━━━━━ PÁGINA
O sistema de junta governativa provisória vigorou até a redação da lei 16/1834, que instituiu eleições para a escolha de um regente único, além de estabelecer as Assembleias Legislativas para as províncias. A reorganização política das unidades do Império se deu no artigo 1º da norma. Além de extinguir os Conselhos Gerais para assunção das novas casas de legisladores, o dispositivo estipulou que “A autoridade da Assembléia Legislativa da Província em que estiver a Corte, não compreenderá a mesma Corte, nem o seu Município”. Ou seja, o chefe do Legislativo não teria autoridade sobre a sede do governo brasileiro.

Criava-se, assim, o primeiro município neutro do Brasil. A partir do dia 13 de agosto, quando a Lei entrou passou a vigorar, a província do Rio de Janeiro não mais abarcava o que, até então, fora sua capital. Niterói, do outro lado da Baía de Guanabara, foi alçada a sede administrativa da região. Essa organização vigorou até 15 de novembro de 1889, quando setores do Exército proclamaram o golpe militar da República. Desta forma, o Rio tornou-se o Distrito Federal do Brasil.

Somente uma cidade

Ainda na Assembleia Constituinte de 1890/91, quando as discussões acerca de uma possível transferência debutaram numa Constituição brasileira, alguns legisladores, ao debater o mudancismo, mostravam-se reticentes quanto à situação do Rio caso outra cidade recebesse a sede da República.

Na elaboração da nova Carta Magna, o deputado Thomaz Delphino (DF) lembrou que o município não necessitava do poder político para ser relevante. “Mas (…) o Rio de Janeiro não é grande por ser a Capital; não precisaria de ouropéis [falso ouro] da Corte, nem de ser a sede onde se congregam os representantes dos estados autônomos, para ser um dos maiores empórios comerciais do mundo, uma das maiores cidades da América”, afirmou em plenário no dia 13 de dezembro de 1890.

A respeito da configuração política e territorial da cidade, a bancada do Rio de Janeiro apresentou emenda cinco dias depois – rejeitada posteriormente – ao artigo que estabelecia a mudança da capital. Segundo o projeto, o Rio seria incorporado ao então estado do Rio de Janeiro, roubando de Niterói a sede administrativa da Unidade Federativa.
━━━━━━━━━━
━━━━━ REGISTROS FORNECIDOS
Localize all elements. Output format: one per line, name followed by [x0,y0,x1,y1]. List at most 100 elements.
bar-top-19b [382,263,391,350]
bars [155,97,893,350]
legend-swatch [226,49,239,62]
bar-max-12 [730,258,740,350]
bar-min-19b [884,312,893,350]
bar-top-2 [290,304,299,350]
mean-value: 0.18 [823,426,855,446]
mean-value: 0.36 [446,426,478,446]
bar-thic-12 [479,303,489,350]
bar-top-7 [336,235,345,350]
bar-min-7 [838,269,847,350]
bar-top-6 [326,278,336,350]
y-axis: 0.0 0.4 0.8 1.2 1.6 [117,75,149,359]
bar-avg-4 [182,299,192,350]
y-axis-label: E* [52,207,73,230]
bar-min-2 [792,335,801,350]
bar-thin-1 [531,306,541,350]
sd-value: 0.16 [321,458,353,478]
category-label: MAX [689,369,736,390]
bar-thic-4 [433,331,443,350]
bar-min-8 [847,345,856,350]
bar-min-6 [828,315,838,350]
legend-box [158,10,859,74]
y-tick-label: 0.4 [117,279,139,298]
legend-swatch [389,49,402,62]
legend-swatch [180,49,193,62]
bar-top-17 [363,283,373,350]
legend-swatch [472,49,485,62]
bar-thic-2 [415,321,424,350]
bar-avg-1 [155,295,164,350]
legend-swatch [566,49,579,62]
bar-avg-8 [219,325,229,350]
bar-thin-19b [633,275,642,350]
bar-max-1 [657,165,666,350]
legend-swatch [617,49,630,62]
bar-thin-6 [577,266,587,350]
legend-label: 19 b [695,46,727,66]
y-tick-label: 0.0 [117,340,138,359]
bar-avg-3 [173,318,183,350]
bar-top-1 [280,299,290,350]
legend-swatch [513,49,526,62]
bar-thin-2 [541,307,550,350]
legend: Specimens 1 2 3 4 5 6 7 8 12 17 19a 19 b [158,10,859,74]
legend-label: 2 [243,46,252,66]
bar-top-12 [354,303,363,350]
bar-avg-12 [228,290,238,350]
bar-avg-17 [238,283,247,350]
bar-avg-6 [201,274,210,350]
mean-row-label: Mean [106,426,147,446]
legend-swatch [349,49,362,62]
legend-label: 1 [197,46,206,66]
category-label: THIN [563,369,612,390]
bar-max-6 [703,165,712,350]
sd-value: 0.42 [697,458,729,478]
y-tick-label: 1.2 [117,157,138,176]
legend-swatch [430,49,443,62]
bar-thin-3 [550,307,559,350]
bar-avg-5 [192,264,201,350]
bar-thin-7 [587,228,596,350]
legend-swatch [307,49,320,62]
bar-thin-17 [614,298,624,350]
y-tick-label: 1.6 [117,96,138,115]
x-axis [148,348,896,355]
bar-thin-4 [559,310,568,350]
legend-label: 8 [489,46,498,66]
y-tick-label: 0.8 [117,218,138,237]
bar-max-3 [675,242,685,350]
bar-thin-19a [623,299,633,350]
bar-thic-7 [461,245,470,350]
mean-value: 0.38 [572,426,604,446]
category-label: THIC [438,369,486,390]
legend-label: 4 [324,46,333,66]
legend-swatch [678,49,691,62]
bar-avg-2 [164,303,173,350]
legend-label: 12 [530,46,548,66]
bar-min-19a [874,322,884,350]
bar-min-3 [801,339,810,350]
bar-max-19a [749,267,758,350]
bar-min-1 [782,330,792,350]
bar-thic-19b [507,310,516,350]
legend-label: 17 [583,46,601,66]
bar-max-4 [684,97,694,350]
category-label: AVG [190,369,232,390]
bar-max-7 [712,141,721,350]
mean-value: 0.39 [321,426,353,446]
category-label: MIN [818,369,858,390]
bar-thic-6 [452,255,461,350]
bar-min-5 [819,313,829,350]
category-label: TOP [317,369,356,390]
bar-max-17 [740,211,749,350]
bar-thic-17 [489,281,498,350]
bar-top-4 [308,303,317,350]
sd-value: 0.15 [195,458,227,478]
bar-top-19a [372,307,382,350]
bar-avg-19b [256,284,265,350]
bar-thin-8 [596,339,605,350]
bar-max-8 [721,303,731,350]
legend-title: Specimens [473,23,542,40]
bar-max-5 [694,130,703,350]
━━━━━━━━━━
◆ **TAREFA PROPOSTA 1**: Segundo o texto sobre o Rio de Janeiro, o que levou à criação do primeiro município neutro do Brasil? Responda em uma a três frases.
◆ **TAREFA PROPOSTA 2**: Por favor, reescreva tudo desde "Ainda na Assembleia" até "dezembro de 1890." no texto sobre o Rio de Janeiro, trocando "deputado" por "parlamentar".
Os registros não têm relação com o texto sobre o Rio de Janeiro.

◆ **SOLUÇÃO DETALHADA 1**: O artigo 1º da lei 16/1834 determinou que a autoridade da Assembleia Legislativa da província onde estivesse a Corte não compreenderia a Corte nem o seu município. Assim, a sede do governo brasileiro ficou fora da autoridade provincial, o que criou o primeiro município neutro do país.

◆ **SOLUÇÃO DETALHADA 2**:
Ainda na Assembleia Constituinte de 1890/91, quando as discussões acerca de uma possível transferência debutaram numa Constituição brasileira, alguns legisladores, ao debater o mudancismo, mostravam-se reticentes quanto à situação do Rio caso outra cidade recebesse a sede da República.

Na elaboração da nova Carta Magna, o parlamentar Thomaz Delphino (DF) lembrou que o município não necessitava do poder político para ser relevante. “Mas (…) o Rio de Janeiro não é grande por ser a Capital; não precisaria de ouropéis [falso ouro] da Corte, nem de ser a sede onde se congregam os representantes dos estados autônomos, para ser um dos maiores empórios comerciais do mundo, uma das maiores cidades da América”, afirmou em plenário no dia 13 de dezembro de 1890.